(Data entries)
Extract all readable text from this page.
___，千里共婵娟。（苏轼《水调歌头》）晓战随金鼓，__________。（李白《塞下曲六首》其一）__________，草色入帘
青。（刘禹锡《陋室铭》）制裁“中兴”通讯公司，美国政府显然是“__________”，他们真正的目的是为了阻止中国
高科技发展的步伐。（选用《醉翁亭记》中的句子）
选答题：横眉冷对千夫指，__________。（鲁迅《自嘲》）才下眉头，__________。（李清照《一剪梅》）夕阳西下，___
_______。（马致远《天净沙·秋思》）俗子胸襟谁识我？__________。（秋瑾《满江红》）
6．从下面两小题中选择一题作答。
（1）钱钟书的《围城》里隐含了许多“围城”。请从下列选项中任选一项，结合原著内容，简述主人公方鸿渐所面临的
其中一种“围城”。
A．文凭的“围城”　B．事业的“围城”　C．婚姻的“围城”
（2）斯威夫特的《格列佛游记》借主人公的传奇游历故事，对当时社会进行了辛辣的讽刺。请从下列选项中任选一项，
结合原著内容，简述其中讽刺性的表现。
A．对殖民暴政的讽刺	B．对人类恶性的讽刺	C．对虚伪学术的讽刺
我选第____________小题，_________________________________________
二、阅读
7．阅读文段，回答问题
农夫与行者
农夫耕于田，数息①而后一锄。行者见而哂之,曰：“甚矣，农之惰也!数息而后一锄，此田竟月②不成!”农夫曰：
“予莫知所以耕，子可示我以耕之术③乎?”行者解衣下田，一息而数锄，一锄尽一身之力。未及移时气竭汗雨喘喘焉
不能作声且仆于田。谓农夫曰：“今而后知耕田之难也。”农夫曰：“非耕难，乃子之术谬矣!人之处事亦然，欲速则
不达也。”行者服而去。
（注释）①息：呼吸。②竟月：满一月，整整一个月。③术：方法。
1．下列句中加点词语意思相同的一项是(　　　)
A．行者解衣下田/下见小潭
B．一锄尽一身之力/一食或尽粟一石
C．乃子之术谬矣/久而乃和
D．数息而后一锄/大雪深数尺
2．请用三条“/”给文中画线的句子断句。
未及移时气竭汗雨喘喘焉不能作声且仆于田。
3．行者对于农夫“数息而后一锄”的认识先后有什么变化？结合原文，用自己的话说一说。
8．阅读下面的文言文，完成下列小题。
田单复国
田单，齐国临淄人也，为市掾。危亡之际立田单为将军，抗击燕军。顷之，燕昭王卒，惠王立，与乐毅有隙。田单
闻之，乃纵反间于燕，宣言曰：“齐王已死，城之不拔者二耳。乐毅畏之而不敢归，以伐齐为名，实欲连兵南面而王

Aim of the task: Reproduce every record above exactly as it appears.

Written solution:
Extract all readable text from this page.
___，千里共婵娟。（苏轼《水调歌头》）晓战随金鼓，__________。（李白《塞下曲六首》其一）__________，草色入帘
青。（刘禹锡《陋室铭》）制裁“中兴”通讯公司，美国政府显然是“__________”，他们真正的目的是为了阻止中国
高科技发展的步伐。（选用《醉翁亭记》中的句子）
选答题：横眉冷对千夫指，__________。（鲁迅《自嘲》）才下眉头，__________。（李清照《一剪梅》）夕阳西下，___
_______。（马致远《天净沙·秋思》）俗子胸襟谁识我？__________。（秋瑾《满江红》）
6．从下面两小题中选择一题作答。
（1）钱钟书的《围城》里隐含了许多“围城”。请从下列选项中任选一项，结合原著内容，简述主人公方鸿渐所面临的
其中一种“围城”。
A．文凭的“围城”　B．事业的“围城”　C．婚姻的“围城”
（2）斯威夫特的《格列佛游记》借主人公的传奇游历故事，对当时社会进行了辛辣的讽刺。请从下列选项中任选一项，
结合原著内容，简述其中讽刺性的表现。
A．对殖民暴政的讽刺	B．对人类恶性的讽刺	C．对虚伪学术的讽刺
我选第____________小题，_________________________________________
二、阅读
7．阅读文段，回答问题
农夫与行者
农夫耕于田，数息①而后一锄。行者见而哂之,曰：“甚矣，农之惰也!数息而后一锄，此田竟月②不成!”农夫曰：
“予莫知所以耕，子可示我以耕之术③乎?”行者解衣下田，一息而数锄，一锄尽一身之力。未及移时气竭汗雨喘喘焉
不能作声且仆于田。谓农夫曰：“今而后知耕田之难也。”农夫曰：“非耕难，乃子之术谬矣!人之处事亦然，欲速则
不达也。”行者服而去。
（注释）①息：呼吸。②竟月：满一月，整整一个月。③术：方法。
1．下列句中加点词语意思相同的一项是(　　　)
A．行者解衣下田/下见小潭
B．一锄尽一身之力/一食或尽粟一石
C．乃子之术谬矣/久而乃和
D．数息而后一锄/大雪深数尺
2．请用三条“/”给文中画线的句子断句。
未及移时气竭汗雨喘喘焉不能作声且仆于田。
3．行者对于农夫“数息而后一锄”的认识先后有什么变化？结合原文，用自己的话说一说。
8．阅读下面的文言文，完成下列小题。
田单复国
田单，齐国临淄人也，为市掾。危亡之际立田单为将军，抗击燕军。顷之，燕昭王卒，惠王立，与乐毅有隙。田单
闻之，乃纵反间于燕，宣言曰：“齐王已死，城之不拔者二耳。乐毅畏之而不敢归，以伐齐为名，实欲连兵南面而王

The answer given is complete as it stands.